# LISTED ENTRIES
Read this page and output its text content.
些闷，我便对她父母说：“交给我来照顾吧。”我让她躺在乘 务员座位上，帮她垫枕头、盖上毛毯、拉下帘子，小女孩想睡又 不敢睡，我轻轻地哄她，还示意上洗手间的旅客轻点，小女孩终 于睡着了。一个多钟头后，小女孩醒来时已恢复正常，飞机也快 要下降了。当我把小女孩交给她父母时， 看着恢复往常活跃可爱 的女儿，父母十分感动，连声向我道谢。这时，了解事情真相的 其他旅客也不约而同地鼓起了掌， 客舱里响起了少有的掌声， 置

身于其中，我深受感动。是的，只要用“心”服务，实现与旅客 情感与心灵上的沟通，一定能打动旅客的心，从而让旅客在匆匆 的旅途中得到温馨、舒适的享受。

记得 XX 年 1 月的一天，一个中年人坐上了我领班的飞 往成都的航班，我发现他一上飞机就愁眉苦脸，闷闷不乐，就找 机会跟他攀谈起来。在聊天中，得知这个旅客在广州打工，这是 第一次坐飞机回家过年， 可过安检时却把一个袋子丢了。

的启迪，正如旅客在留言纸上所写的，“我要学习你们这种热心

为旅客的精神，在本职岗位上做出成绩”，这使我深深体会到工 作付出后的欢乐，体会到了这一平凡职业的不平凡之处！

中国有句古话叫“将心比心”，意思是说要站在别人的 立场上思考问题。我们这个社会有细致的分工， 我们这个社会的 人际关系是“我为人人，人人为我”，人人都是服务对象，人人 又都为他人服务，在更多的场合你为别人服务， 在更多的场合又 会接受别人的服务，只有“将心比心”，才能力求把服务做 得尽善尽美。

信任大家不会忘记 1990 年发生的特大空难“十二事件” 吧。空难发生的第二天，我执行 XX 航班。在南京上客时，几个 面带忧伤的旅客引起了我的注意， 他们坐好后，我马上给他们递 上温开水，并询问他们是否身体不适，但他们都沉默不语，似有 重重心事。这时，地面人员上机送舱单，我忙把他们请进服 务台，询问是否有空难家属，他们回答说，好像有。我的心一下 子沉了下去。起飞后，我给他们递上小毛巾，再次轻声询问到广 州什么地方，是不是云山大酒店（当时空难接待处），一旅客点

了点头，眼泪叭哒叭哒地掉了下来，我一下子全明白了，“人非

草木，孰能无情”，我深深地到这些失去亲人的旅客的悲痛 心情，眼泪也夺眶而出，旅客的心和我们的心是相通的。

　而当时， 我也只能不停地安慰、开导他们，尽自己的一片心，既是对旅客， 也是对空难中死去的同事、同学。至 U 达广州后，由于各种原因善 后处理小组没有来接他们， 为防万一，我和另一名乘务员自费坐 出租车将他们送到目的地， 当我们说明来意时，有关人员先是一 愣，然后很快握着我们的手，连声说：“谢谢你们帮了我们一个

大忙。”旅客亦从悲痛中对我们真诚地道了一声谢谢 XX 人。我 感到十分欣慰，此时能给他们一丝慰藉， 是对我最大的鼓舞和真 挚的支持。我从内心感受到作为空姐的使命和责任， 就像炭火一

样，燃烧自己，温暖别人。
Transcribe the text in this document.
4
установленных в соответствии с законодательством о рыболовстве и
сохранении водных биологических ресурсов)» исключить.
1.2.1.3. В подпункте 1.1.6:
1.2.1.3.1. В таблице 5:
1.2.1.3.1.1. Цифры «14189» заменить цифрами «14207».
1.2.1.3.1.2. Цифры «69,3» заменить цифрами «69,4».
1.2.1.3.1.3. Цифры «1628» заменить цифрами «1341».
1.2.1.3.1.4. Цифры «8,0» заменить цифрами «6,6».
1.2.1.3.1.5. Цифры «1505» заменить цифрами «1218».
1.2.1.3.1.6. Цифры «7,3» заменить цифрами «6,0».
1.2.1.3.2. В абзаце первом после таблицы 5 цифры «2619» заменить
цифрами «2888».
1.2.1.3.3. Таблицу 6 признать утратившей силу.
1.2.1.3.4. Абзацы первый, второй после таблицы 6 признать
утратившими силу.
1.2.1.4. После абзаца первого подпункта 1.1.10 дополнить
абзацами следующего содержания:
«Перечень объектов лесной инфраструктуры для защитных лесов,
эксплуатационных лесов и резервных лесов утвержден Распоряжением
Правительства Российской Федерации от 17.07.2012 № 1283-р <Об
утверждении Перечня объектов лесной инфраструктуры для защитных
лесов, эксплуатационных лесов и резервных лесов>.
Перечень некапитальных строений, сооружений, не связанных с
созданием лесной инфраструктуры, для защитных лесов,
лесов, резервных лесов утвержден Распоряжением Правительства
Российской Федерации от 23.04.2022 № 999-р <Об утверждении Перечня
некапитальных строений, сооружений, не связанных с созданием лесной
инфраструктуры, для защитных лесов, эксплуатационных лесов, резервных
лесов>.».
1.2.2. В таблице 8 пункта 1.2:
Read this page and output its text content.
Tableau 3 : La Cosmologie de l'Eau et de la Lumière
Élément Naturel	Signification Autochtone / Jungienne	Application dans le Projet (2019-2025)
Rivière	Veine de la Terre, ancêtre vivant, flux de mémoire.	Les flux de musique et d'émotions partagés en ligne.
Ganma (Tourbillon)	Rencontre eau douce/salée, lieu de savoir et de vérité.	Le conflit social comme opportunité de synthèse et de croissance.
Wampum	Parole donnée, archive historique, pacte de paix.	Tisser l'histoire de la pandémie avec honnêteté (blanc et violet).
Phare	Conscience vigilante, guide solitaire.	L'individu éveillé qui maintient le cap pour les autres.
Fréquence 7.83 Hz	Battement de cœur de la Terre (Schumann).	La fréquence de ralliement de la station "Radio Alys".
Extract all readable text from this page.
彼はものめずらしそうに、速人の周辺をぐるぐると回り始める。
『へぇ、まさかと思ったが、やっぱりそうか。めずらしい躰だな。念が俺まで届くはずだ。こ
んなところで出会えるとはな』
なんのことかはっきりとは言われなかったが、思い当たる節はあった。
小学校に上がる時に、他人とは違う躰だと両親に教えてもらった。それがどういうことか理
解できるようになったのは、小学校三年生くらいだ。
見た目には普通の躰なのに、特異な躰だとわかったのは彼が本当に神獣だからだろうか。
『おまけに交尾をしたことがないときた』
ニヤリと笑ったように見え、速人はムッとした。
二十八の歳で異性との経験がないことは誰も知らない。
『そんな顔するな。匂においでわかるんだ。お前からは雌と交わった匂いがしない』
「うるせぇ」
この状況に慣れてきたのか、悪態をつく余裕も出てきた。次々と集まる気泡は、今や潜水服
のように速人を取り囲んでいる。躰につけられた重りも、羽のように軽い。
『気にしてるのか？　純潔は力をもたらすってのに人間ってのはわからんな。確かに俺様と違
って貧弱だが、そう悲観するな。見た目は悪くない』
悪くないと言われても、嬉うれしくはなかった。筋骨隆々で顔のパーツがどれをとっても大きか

# INSTRUCTION
Identify the lines of the entries containing the string "резервных". Copy each such line.

# WORKED SOLUTION
эксплуатационных лесов и резервных лесов утвержден Распоряжением
лесов, эксплуатационных лесов и резервных лесов>.
лесов, резервных лесов утвержден Распоряжением Правительства
инфраструктуры, для защитных лесов, эксплуатационных лесов, резервных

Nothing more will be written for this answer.